─── SUPPLIED RECORDS

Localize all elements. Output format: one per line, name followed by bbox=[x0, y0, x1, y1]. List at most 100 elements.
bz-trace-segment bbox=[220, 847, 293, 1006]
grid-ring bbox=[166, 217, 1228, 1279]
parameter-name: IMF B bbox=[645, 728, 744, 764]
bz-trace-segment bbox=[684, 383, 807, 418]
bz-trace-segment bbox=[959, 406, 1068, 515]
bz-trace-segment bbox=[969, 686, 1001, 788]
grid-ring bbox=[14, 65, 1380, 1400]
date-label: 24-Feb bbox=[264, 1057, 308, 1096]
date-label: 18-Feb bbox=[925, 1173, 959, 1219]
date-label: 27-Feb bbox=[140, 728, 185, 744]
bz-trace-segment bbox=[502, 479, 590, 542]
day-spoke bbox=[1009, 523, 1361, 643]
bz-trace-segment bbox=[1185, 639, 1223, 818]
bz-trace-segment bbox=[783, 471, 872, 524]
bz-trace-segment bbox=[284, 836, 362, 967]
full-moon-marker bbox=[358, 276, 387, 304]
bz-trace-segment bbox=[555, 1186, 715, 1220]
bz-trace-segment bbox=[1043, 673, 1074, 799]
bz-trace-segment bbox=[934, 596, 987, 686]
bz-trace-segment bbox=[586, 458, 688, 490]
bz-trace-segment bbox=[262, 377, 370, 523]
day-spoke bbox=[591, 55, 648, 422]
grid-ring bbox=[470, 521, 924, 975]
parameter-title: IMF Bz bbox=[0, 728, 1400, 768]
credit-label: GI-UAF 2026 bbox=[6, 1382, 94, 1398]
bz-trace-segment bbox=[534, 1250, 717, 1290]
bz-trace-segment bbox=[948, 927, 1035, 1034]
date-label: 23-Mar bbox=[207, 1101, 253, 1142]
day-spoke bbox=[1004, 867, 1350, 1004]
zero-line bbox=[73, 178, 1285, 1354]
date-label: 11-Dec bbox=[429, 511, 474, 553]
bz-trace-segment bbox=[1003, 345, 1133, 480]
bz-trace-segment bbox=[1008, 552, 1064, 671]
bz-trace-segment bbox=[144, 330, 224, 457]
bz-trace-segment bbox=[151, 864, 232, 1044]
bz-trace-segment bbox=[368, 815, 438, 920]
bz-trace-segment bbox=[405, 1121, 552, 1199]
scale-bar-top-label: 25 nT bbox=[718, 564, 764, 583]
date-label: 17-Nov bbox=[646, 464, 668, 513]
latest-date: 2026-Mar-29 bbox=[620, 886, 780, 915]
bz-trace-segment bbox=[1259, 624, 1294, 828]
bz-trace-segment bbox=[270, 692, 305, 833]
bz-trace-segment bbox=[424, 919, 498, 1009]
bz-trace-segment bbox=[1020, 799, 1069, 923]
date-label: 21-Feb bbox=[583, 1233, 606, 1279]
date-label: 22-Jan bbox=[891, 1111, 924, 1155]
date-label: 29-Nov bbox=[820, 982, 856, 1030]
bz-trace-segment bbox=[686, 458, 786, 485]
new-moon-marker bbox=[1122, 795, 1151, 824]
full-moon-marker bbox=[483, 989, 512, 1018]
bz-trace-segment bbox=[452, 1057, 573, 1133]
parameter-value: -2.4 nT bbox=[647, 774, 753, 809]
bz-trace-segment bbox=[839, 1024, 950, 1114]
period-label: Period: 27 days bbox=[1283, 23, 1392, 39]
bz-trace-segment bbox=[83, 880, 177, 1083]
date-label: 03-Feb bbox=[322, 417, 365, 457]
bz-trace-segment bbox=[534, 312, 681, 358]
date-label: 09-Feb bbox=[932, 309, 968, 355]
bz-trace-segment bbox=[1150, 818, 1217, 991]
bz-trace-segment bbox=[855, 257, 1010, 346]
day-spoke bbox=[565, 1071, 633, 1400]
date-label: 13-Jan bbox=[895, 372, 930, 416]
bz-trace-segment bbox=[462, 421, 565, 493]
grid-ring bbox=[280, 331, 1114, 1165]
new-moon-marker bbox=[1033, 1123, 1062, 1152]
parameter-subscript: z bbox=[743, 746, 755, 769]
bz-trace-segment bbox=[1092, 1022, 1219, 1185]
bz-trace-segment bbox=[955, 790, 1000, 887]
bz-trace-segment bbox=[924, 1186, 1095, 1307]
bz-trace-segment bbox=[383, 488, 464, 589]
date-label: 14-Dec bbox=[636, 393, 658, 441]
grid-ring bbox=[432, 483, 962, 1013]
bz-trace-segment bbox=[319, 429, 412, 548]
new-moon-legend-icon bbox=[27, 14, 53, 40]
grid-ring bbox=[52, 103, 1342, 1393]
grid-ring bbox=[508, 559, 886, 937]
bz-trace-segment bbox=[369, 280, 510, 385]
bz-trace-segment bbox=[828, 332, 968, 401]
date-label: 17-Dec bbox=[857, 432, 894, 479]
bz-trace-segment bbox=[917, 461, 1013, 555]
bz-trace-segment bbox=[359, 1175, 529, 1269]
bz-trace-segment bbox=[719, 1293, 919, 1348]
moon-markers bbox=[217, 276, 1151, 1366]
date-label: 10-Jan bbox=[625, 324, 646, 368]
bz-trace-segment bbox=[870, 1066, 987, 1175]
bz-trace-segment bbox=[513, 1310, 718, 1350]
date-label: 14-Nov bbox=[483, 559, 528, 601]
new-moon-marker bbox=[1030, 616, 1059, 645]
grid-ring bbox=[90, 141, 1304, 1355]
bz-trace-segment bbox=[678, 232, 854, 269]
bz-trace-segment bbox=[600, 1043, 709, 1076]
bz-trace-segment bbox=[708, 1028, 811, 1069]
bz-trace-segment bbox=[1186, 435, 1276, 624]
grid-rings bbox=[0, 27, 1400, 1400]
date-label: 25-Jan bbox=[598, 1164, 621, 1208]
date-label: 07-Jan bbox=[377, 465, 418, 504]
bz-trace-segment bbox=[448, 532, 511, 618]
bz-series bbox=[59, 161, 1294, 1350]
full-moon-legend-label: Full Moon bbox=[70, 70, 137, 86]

──────

STATED EXERCISE: Rewrite every row, putting "Required format" in place of "Output format" and leaving the rest untouched.

FINAL RESULT:
Localize all elements. Required format: one per line, name followed by bbox=[x0, y0, x1, y1]. List at most 100 elements.
bz-trace-segment bbox=[220, 847, 293, 1006]
grid-ring bbox=[166, 217, 1228, 1279]
parameter-name: IMF B bbox=[645, 728, 744, 764]
bz-trace-segment bbox=[684, 383, 807, 418]
bz-trace-segment bbox=[959, 406, 1068, 515]
bz-trace-segment bbox=[969, 686, 1001, 788]
grid-ring bbox=[14, 65, 1380, 1400]
date-label: 24-Feb bbox=[264, 1057, 308, 1096]
date-label: 18-Feb bbox=[925, 1173, 959, 1219]
date-label: 27-Feb bbox=[140, 728, 185, 744]
bz-trace-segment bbox=[502, 479, 590, 542]
day-spoke bbox=[1009, 523, 1361, 643]
bz-trace-segment bbox=[1185, 639, 1223, 818]
bz-trace-segment bbox=[783, 471, 872, 524]
bz-trace-segment bbox=[284, 836, 362, 967]
full-moon-marker bbox=[358, 276, 387, 304]
bz-trace-segment bbox=[555, 1186, 715, 1220]
bz-trace-segment bbox=[1043, 673, 1074, 799]
bz-trace-segment bbox=[934, 596, 987, 686]
bz-trace-segment bbox=[586, 458, 688, 490]
bz-trace-segment bbox=[262, 377, 370, 523]
day-spoke bbox=[591, 55, 648, 422]
grid-ring bbox=[470, 521, 924, 975]
parameter-title: IMF Bz bbox=[0, 728, 1400, 768]
credit-label: GI-UAF 2026 bbox=[6, 1382, 94, 1398]
bz-trace-segment bbox=[534, 1250, 717, 1290]
bz-trace-segment bbox=[948, 927, 1035, 1034]
date-label: 23-Mar bbox=[207, 1101, 253, 1142]
day-spoke bbox=[1004, 867, 1350, 1004]
zero-line bbox=[73, 178, 1285, 1354]
date-label: 11-Dec bbox=[429, 511, 474, 553]
bz-trace-segment bbox=[1003, 345, 1133, 480]
bz-trace-segment bbox=[1008, 552, 1064, 671]
bz-trace-segment bbox=[144, 330, 224, 457]
bz-trace-segment bbox=[151, 864, 232, 1044]
bz-trace-segment bbox=[368, 815, 438, 920]
bz-trace-segment bbox=[405, 1121, 552, 1199]
scale-bar-top-label: 25 nT bbox=[718, 564, 764, 583]
date-label: 17-Nov bbox=[646, 464, 668, 513]
latest-date: 2026-Mar-29 bbox=[620, 886, 780, 915]
bz-trace-segment bbox=[1259, 624, 1294, 828]
bz-trace-segment bbox=[270, 692, 305, 833]
bz-trace-segment bbox=[424, 919, 498, 1009]
bz-trace-segment bbox=[1020, 799, 1069, 923]
date-label: 21-Feb bbox=[583, 1233, 606, 1279]
date-label: 22-Jan bbox=[891, 1111, 924, 1155]
date-label: 29-Nov bbox=[820, 982, 856, 1030]
bz-trace-segment bbox=[686, 458, 786, 485]
new-moon-marker bbox=[1122, 795, 1151, 824]
full-moon-marker bbox=[483, 989, 512, 1018]
bz-trace-segment bbox=[452, 1057, 573, 1133]
parameter-value: -2.4 nT bbox=[647, 774, 753, 809]
bz-trace-segment bbox=[839, 1024, 950, 1114]
period-label: Period: 27 days bbox=[1283, 23, 1392, 39]
bz-trace-segment bbox=[83, 880, 177, 1083]
date-label: 03-Feb bbox=[322, 417, 365, 457]
bz-trace-segment bbox=[534, 312, 681, 358]
date-label: 09-Feb bbox=[932, 309, 968, 355]
bz-trace-segment bbox=[1150, 818, 1217, 991]
bz-trace-segment bbox=[855, 257, 1010, 346]
day-spoke bbox=[565, 1071, 633, 1400]
date-label: 13-Jan bbox=[895, 372, 930, 416]
bz-trace-segment bbox=[462, 421, 565, 493]
grid-ring bbox=[280, 331, 1114, 1165]
new-moon-marker bbox=[1033, 1123, 1062, 1152]
parameter-subscript: z bbox=[743, 746, 755, 769]
bz-trace-segment bbox=[1092, 1022, 1219, 1185]
bz-trace-segment bbox=[955, 790, 1000, 887]
bz-trace-segment bbox=[924, 1186, 1095, 1307]
bz-trace-segment bbox=[383, 488, 464, 589]
date-label: 14-Dec bbox=[636, 393, 658, 441]
grid-ring bbox=[432, 483, 962, 1013]
bz-trace-segment bbox=[319, 429, 412, 548]
new-moon-legend-icon bbox=[27, 14, 53, 40]
grid-ring bbox=[52, 103, 1342, 1393]
grid-ring bbox=[508, 559, 886, 937]
bz-trace-segment bbox=[369, 280, 510, 385]
bz-trace-segment bbox=[828, 332, 968, 401]
date-label: 17-Dec bbox=[857, 432, 894, 479]
bz-trace-segment bbox=[917, 461, 1013, 555]
bz-trace-segment bbox=[359, 1175, 529, 1269]
bz-trace-segment bbox=[719, 1293, 919, 1348]
moon-markers bbox=[217, 276, 1151, 1366]
date-label: 10-Jan bbox=[625, 324, 646, 368]
bz-trace-segment bbox=[870, 1066, 987, 1175]
bz-trace-segment bbox=[513, 1310, 718, 1350]
date-label: 14-Nov bbox=[483, 559, 528, 601]
new-moon-marker bbox=[1030, 616, 1059, 645]
grid-ring bbox=[90, 141, 1304, 1355]
bz-trace-segment bbox=[678, 232, 854, 269]
bz-trace-segment bbox=[600, 1043, 709, 1076]
bz-trace-segment bbox=[708, 1028, 811, 1069]
bz-trace-segment bbox=[1186, 435, 1276, 624]
grid-rings bbox=[0, 27, 1400, 1400]
date-label: 25-Jan bbox=[598, 1164, 621, 1208]
date-label: 07-Jan bbox=[377, 465, 418, 504]
bz-trace-segment bbox=[448, 532, 511, 618]
bz-series bbox=[59, 161, 1294, 1350]
full-moon-legend-label: Full Moon bbox=[70, 70, 137, 86]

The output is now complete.